• SET PROBLEM: Of the lines in the entries below, state how many hold the word "screenshot". Say nothing else.

• DATA PROVIDED:
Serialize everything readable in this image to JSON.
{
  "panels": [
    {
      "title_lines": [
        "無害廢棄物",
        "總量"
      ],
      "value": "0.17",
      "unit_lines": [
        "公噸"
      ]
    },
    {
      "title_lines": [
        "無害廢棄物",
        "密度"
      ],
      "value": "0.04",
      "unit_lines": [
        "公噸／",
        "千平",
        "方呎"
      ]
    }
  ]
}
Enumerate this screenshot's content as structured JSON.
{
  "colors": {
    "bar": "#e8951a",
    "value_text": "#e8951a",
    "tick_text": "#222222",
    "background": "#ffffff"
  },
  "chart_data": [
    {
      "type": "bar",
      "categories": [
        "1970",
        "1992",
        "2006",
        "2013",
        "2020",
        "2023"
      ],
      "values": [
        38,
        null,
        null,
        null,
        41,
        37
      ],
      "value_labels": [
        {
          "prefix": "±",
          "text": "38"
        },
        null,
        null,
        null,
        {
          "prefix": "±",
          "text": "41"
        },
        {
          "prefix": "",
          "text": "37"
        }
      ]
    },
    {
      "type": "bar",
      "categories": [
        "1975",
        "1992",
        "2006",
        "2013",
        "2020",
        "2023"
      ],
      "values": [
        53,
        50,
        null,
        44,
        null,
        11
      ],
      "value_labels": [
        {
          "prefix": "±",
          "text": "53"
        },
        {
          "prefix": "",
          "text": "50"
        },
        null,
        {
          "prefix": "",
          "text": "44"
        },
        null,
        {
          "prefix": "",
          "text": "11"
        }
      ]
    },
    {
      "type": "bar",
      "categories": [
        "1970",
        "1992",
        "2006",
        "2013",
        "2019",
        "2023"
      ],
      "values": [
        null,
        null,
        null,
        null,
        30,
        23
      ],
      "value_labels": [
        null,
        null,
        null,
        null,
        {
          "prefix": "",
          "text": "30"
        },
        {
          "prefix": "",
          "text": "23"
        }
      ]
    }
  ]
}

...

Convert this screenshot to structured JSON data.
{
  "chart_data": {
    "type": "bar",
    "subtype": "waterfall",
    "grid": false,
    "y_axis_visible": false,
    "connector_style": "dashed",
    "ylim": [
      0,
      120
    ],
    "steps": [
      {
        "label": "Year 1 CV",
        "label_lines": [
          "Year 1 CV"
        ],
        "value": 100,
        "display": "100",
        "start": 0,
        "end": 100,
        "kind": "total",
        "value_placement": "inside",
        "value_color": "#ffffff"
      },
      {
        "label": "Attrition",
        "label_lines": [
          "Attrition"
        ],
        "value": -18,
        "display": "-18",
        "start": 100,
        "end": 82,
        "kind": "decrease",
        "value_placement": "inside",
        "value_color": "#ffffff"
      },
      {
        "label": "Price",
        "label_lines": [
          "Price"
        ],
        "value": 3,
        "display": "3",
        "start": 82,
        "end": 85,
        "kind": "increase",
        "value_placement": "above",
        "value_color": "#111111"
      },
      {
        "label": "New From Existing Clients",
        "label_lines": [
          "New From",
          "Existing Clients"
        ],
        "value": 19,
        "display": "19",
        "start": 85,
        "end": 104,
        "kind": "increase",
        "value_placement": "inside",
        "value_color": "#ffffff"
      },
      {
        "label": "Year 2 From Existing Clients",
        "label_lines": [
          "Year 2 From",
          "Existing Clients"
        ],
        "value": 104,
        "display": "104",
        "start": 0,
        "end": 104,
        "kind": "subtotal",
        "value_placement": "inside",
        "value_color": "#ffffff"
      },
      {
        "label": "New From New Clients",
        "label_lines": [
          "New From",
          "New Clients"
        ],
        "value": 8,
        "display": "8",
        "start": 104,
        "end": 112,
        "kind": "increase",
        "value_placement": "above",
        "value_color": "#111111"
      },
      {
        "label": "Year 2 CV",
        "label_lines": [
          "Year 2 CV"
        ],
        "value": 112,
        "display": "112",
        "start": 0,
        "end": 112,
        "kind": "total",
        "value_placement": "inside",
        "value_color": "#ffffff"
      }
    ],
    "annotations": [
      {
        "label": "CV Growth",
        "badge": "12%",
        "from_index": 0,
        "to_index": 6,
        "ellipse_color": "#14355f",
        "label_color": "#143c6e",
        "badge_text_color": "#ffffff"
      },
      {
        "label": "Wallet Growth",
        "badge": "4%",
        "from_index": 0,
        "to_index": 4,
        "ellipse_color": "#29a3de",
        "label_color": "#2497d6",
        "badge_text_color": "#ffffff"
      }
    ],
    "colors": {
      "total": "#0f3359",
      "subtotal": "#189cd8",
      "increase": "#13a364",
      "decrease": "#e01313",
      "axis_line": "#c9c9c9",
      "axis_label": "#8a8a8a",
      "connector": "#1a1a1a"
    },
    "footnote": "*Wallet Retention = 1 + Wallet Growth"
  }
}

• EXPECTED OUTPUT: 2